The entries below are to be written out again without alteration.

======== DATASET ROWS ========

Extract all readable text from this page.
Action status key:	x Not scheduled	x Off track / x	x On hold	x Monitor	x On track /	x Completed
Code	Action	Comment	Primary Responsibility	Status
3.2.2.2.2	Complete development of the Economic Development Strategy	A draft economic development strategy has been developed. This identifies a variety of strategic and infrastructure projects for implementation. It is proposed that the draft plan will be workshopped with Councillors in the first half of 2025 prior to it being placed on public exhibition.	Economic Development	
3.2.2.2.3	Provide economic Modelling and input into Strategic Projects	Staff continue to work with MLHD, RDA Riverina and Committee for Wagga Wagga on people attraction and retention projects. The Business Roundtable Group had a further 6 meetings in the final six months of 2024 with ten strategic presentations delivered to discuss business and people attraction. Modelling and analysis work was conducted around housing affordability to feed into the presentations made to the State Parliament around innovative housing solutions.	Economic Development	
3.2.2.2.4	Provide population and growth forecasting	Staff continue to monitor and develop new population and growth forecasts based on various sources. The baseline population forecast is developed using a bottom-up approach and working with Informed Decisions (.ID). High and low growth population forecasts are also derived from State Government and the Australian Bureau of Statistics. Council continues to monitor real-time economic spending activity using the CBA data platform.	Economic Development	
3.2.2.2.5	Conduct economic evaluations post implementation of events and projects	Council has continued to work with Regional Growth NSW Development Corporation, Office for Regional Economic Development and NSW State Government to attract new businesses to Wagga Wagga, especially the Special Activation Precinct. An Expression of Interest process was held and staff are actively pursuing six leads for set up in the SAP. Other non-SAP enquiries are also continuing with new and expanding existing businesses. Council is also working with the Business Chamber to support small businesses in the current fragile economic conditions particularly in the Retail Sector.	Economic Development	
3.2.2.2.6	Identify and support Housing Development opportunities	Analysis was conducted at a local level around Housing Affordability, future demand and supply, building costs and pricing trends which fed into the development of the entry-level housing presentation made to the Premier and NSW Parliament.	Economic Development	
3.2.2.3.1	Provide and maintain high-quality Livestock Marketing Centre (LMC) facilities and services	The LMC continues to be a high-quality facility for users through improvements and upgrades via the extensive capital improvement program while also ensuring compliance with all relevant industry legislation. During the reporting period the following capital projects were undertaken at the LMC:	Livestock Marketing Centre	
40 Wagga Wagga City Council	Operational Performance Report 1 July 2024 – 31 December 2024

========

**OUTPUT OF THE TASK**
Extract all readable text from this page.
Action status key:	x Not scheduled	x Off track / x	x On hold	x Monitor	x On track /	x Completed
Code	Action	Comment	Primary Responsibility	Status
3.2.2.2.2	Complete development of the Economic Development Strategy	A draft economic development strategy has been developed. This identifies a variety of strategic and infrastructure projects for implementation. It is proposed that the draft plan will be workshopped with Councillors in the first half of 2025 prior to it being placed on public exhibition.	Economic Development	
3.2.2.2.3	Provide economic Modelling and input into Strategic Projects	Staff continue to work with MLHD, RDA Riverina and Committee for Wagga Wagga on people attraction and retention projects. The Business Roundtable Group had a further 6 meetings in the final six months of 2024 with ten strategic presentations delivered to discuss business and people attraction. Modelling and analysis work was conducted around housing affordability to feed into the presentations made to the State Parliament around innovative housing solutions.	Economic Development	
3.2.2.2.4	Provide population and growth forecasting	Staff continue to monitor and develop new population and growth forecasts based on various sources. The baseline population forecast is developed using a bottom-up approach and working with Informed Decisions (.ID). High and low growth population forecasts are also derived from State Government and the Australian Bureau of Statistics. Council continues to monitor real-time economic spending activity using the CBA data platform.	Economic Development	
3.2.2.2.5	Conduct economic evaluations post implementation of events and projects	Council has continued to work with Regional Growth NSW Development Corporation, Office for Regional Economic Development and NSW State Government to attract new businesses to Wagga Wagga, especially the Special Activation Precinct. An Expression of Interest process was held and staff are actively pursuing six leads for set up in the SAP. Other non-SAP enquiries are also continuing with new and expanding existing businesses. Council is also working with the Business Chamber to support small businesses in the current fragile economic conditions particularly in the Retail Sector.	Economic Development	
3.2.2.2.6	Identify and support Housing Development opportunities	Analysis was conducted at a local level around Housing Affordability, future demand and supply, building costs and pricing trends which fed into the development of the entry-level housing presentation made to the Premier and NSW Parliament.	Economic Development	
3.2.2.3.1	Provide and maintain high-quality Livestock Marketing Centre (LMC) facilities and services	The LMC continues to be a high-quality facility for users through improvements and upgrades via the extensive capital improvement program while also ensuring compliance with all relevant industry legislation. During the reporting period the following capital projects were undertaken at the LMC:	Livestock Marketing Centre	
40 Wagga Wagga City Council	Operational Performance Report 1 July 2024 – 31 December 2024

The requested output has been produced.